## Set task
Make an exact copy of the records, with the pictures left out.

## Data provided
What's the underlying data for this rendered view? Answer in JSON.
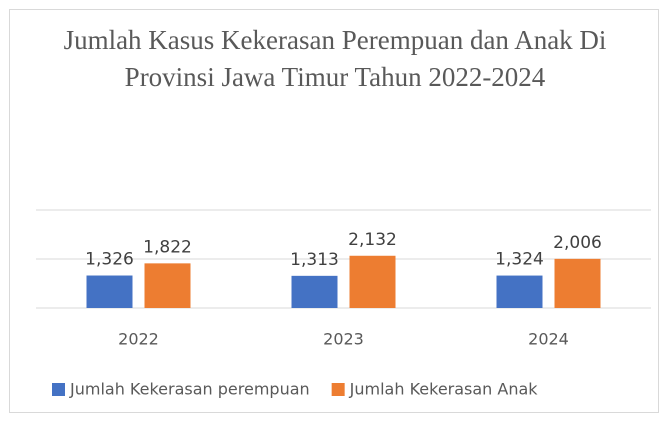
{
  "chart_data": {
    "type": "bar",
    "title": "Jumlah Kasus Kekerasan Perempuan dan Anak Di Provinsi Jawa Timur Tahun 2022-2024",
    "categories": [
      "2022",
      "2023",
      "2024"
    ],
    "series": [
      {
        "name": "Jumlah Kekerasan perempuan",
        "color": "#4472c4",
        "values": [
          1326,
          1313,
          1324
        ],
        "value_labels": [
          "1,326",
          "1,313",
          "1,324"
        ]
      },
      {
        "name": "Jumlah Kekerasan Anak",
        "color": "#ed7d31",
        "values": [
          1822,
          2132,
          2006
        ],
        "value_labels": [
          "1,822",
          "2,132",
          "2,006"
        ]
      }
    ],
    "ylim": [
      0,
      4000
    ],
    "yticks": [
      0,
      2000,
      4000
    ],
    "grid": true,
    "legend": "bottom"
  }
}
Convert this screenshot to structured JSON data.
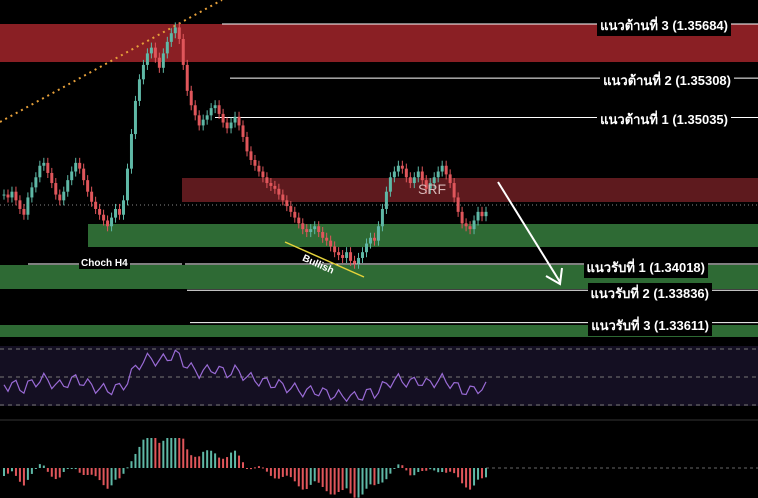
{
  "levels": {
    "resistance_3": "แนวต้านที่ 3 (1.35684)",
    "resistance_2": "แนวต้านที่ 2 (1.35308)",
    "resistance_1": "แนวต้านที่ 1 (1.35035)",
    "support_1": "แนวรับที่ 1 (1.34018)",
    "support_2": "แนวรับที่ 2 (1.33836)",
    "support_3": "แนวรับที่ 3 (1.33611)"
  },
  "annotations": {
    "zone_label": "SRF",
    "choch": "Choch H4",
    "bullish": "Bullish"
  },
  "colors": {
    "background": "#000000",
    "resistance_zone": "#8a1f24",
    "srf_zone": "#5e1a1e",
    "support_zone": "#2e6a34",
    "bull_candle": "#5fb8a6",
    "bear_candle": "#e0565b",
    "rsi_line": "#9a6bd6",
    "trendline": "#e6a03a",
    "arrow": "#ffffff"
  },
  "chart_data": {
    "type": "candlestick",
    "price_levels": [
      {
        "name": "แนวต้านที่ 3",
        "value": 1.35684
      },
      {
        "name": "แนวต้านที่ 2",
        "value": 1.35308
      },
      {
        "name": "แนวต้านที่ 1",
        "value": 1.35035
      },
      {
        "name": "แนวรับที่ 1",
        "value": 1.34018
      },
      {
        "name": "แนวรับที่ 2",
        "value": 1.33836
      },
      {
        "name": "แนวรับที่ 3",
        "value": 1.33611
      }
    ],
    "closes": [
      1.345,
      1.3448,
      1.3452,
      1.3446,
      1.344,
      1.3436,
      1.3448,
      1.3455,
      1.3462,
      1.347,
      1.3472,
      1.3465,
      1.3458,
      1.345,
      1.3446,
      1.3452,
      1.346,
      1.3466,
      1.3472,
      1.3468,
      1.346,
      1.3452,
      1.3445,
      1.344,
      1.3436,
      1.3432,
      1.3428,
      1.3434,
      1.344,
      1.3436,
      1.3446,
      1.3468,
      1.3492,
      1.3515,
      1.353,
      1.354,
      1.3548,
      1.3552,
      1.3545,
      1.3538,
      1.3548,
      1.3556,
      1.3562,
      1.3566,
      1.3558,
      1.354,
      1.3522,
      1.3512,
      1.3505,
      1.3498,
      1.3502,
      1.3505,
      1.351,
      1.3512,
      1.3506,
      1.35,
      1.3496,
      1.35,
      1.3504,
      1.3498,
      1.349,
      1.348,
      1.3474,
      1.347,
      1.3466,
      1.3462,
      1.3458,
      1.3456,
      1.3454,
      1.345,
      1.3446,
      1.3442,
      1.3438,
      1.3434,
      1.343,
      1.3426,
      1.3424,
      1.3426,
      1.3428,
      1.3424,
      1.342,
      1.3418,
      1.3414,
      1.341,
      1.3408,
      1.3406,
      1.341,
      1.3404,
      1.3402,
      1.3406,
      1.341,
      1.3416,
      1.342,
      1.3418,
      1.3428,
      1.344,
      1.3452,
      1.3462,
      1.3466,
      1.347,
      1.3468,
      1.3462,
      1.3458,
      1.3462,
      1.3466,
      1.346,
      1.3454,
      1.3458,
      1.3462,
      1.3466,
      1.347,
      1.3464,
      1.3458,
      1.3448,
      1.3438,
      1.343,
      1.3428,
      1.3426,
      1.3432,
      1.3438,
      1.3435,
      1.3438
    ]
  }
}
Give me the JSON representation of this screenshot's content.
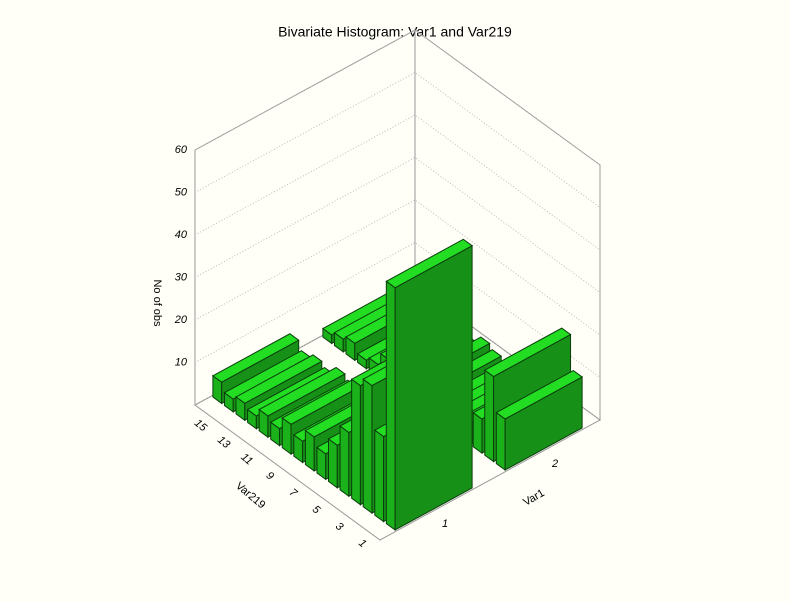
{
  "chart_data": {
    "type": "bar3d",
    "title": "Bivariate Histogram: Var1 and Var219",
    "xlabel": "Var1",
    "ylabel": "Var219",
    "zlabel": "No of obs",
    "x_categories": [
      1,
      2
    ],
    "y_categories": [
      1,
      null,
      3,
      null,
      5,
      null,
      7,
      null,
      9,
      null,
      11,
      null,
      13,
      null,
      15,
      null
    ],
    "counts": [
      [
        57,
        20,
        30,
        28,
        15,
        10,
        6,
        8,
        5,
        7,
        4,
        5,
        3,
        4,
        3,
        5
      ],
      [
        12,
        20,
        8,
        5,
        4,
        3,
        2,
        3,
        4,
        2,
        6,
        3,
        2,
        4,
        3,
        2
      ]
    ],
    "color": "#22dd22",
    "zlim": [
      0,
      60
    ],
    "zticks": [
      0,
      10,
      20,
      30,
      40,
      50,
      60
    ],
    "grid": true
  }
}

## Result for this exercise
What's the underlying data for this rendered view? Answer in JSON.
{
  "chart_data": {
    "type": "bar",
    "title": "Jumlah Kasus Kekerasan Perempuan dan Anak Di Provinsi Jawa Timur Tahun 2022-2024",
    "categories": [
      "2022",
      "2023",
      "2024"
    ],
    "series": [
      {
        "name": "Jumlah Kekerasan perempuan",
        "color": "#4472c4",
        "values": [
          1326,
          1313,
          1324
        ],
        "value_labels": [
          "1,326",
          "1,313",
          "1,324"
        ]
      },
      {
        "name": "Jumlah Kekerasan Anak",
        "color": "#ed7d31",
        "values": [
          1822,
          2132,
          2006
        ],
        "value_labels": [
          "1,822",
          "2,132",
          "2,006"
        ]
      }
    ],
    "ylim": [
      0,
      4000
    ],
    "yticks": [
      0,
      2000,
      4000
    ],
    "grid": true,
    "legend": "bottom"
  }
}
Convert this screenshot to structured JSON data.
{
  "levels": {
    "resistance_3": "แนวต้านที่ 3 (1.35684)",
    "resistance_2": "แนวต้านที่ 2 (1.35308)",
    "resistance_1": "แนวต้านที่ 1 (1.35035)",
    "support_1": "แนวรับที่ 1 (1.34018)",
    "support_2": "แนวรับที่ 2 (1.33836)",
    "support_3": "แนวรับที่ 3 (1.33611)"
  },
  "annotations": {
    "zone_label": "SRF",
    "choch": "Choch H4",
    "bullish": "Bullish"
  },
  "colors": {
    "background": "#000000",
    "resistance_zone": "#8a1f24",
    "srf_zone": "#5e1a1e",
    "support_zone": "#2e6a34",
    "bull_candle": "#5fb8a6",
    "bear_candle": "#e0565b",
    "rsi_line": "#9a6bd6",
    "trendline": "#e6a03a",
    "arrow": "#ffffff"
  },
  "chart_data": {
    "type": "candlestick",
    "price_levels": [
      {
        "name": "แนวต้านที่ 3",
        "value": 1.35684
      },
      {
        "name": "แนวต้านที่ 2",
        "value": 1.35308
      },
      {
        "name": "แนวต้านที่ 1",
        "value": 1.35035
      },
      {
        "name": "แนวรับที่ 1",
        "value": 1.34018
      },
      {
        "name": "แนวรับที่ 2",
        "value": 1.33836
      },
      {
        "name": "แนวรับที่ 3",
        "value": 1.33611
      }
    ],
    "closes": [
      1.345,
      1.3448,
      1.3452,
      1.3446,
      1.344,
      1.3436,
      1.3448,
      1.3455,
      1.3462,
      1.347,
      1.3472,
      1.3465,
      1.3458,
      1.345,
      1.3446,
      1.3452,
      1.346,
      1.3466,
      1.3472,
      1.3468,
      1.346,
      1.3452,
      1.3445,
      1.344,
      1.3436,
      1.3432,
      1.3428,
      1.3434,
      1.344,
      1.3436,
      1.3446,
      1.3468,
      1.3492,
      1.3515,
      1.353,
      1.354,
      1.3548,
      1.3552,
      1.3545,
      1.3538,
      1.3548,
      1.3556,
      1.3562,
      1.3566,
      1.3558,
      1.354,
      1.3522,
      1.3512,
      1.3505,
      1.3498,
      1.3502,
      1.3505,
      1.351,
      1.3512,
      1.3506,
      1.35,
      1.3496,
      1.35,
      1.3504,
      1.3498,
      1.349,
      1.348,
      1.3474,
      1.347,
      1.3466,
      1.3462,
      1.3458,
      1.3456,
      1.3454,
      1.345,
      1.3446,
      1.3442,
      1.3438,
      1.3434,
      1.343,
      1.3426,
      1.3424,
      1.3426,
      1.3428,
      1.3424,
      1.342,
      1.3418,
      1.3414,
      1.341,
      1.3408,
      1.3406,
      1.341,
      1.3404,
      1.3402,
      1.3406,
      1.341,
      1.3416,
      1.342,
      1.3418,
      1.3428,
      1.344,
      1.3452,
      1.3462,
      1.3466,
      1.347,
      1.3468,
      1.3462,
      1.3458,
      1.3462,
      1.3466,
      1.346,
      1.3454,
      1.3458,
      1.3462,
      1.3466,
      1.347,
      1.3464,
      1.3458,
      1.3448,
      1.3438,
      1.343,
      1.3428,
      1.3426,
      1.3432,
      1.3438,
      1.3435,
      1.3438
    ]
  }
}
Give me the JSON representation of this screenshot's content.
{
  "chart_data": {
    "type": "bar3d",
    "title": "Bivariate Histogram: Var1 and Var219",
    "xlabel": "Var1",
    "ylabel": "Var219",
    "zlabel": "No of obs",
    "x_categories": [
      1,
      2
    ],
    "y_categories": [
      1,
      null,
      3,
      null,
      5,
      null,
      7,
      null,
      9,
      null,
      11,
      null,
      13,
      null,
      15,
      null
    ],
    "counts": [
      [
        57,
        20,
        30,
        28,
        15,
        10,
        6,
        8,
        5,
        7,
        4,
        5,
        3,
        4,
        3,
        5
      ],
      [
        12,
        20,
        8,
        5,
        4,
        3,
        2,
        3,
        4,
        2,
        6,
        3,
        2,
        4,
        3,
        2
      ]
    ],
    "color": "#22dd22",
    "zlim": [
      0,
      60
    ],
    "zticks": [
      0,
      10,
      20,
      30,
      40,
      50,
      60
    ],
    "grid": true
  }
}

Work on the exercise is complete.